Problem details
Count the lines in the data below that contain the string "axis" and give only that number.

Data to use
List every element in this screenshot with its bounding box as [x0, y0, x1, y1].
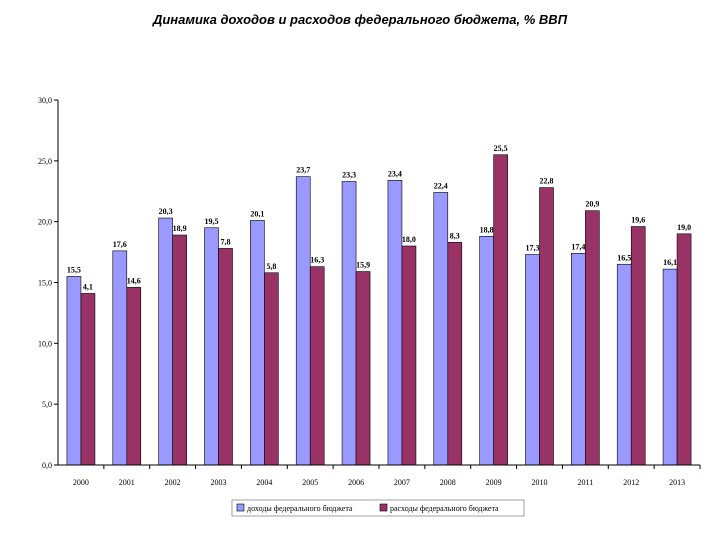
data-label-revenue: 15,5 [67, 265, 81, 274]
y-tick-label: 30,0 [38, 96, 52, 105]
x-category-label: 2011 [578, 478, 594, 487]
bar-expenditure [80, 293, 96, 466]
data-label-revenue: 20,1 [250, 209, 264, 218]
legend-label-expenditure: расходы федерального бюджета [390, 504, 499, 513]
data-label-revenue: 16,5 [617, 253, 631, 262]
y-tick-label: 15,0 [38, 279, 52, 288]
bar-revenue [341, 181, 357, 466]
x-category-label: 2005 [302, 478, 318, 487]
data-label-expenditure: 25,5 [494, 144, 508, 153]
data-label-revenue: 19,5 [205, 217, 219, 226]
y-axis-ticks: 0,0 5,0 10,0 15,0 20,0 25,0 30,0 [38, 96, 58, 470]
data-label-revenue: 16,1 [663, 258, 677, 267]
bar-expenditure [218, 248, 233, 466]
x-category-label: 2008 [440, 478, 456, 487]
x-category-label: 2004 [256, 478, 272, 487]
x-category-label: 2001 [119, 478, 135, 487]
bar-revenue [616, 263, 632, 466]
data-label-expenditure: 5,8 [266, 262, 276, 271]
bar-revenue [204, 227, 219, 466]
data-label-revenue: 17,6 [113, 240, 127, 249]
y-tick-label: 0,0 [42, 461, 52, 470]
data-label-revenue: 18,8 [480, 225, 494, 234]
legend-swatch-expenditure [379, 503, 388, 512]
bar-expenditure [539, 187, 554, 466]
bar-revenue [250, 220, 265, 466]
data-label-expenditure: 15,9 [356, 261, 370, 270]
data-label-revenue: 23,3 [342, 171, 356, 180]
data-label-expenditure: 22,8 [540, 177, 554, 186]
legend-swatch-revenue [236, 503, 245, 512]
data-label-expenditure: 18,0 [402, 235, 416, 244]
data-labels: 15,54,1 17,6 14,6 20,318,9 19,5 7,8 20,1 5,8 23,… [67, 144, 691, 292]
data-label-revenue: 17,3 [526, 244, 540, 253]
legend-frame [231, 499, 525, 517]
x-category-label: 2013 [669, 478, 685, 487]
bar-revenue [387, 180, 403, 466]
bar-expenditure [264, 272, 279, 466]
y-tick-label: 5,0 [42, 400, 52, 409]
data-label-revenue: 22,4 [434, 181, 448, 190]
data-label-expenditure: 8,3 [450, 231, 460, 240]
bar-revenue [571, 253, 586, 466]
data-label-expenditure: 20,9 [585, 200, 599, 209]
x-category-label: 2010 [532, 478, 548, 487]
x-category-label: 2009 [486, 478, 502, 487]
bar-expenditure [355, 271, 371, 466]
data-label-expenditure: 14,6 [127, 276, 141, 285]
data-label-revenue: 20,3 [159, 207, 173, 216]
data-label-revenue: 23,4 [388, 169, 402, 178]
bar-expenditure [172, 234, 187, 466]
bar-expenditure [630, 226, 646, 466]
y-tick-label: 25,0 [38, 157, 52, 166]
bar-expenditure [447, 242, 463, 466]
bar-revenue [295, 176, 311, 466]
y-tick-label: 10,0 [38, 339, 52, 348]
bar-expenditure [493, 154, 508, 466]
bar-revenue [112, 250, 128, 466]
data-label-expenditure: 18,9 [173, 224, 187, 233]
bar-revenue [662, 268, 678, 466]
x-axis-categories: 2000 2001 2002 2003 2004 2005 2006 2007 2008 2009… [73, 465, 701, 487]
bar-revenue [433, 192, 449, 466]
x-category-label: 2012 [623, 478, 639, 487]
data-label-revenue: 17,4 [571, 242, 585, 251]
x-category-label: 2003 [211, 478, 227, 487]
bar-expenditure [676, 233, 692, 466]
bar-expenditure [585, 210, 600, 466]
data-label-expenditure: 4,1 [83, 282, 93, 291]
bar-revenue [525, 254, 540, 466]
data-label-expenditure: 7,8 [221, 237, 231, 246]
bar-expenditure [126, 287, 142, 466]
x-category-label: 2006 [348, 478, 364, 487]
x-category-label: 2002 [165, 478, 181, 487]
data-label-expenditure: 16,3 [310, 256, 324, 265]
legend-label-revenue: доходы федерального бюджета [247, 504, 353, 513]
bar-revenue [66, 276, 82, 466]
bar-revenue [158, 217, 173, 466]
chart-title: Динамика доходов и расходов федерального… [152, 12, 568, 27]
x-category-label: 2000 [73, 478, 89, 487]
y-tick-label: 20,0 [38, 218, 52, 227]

Task output
2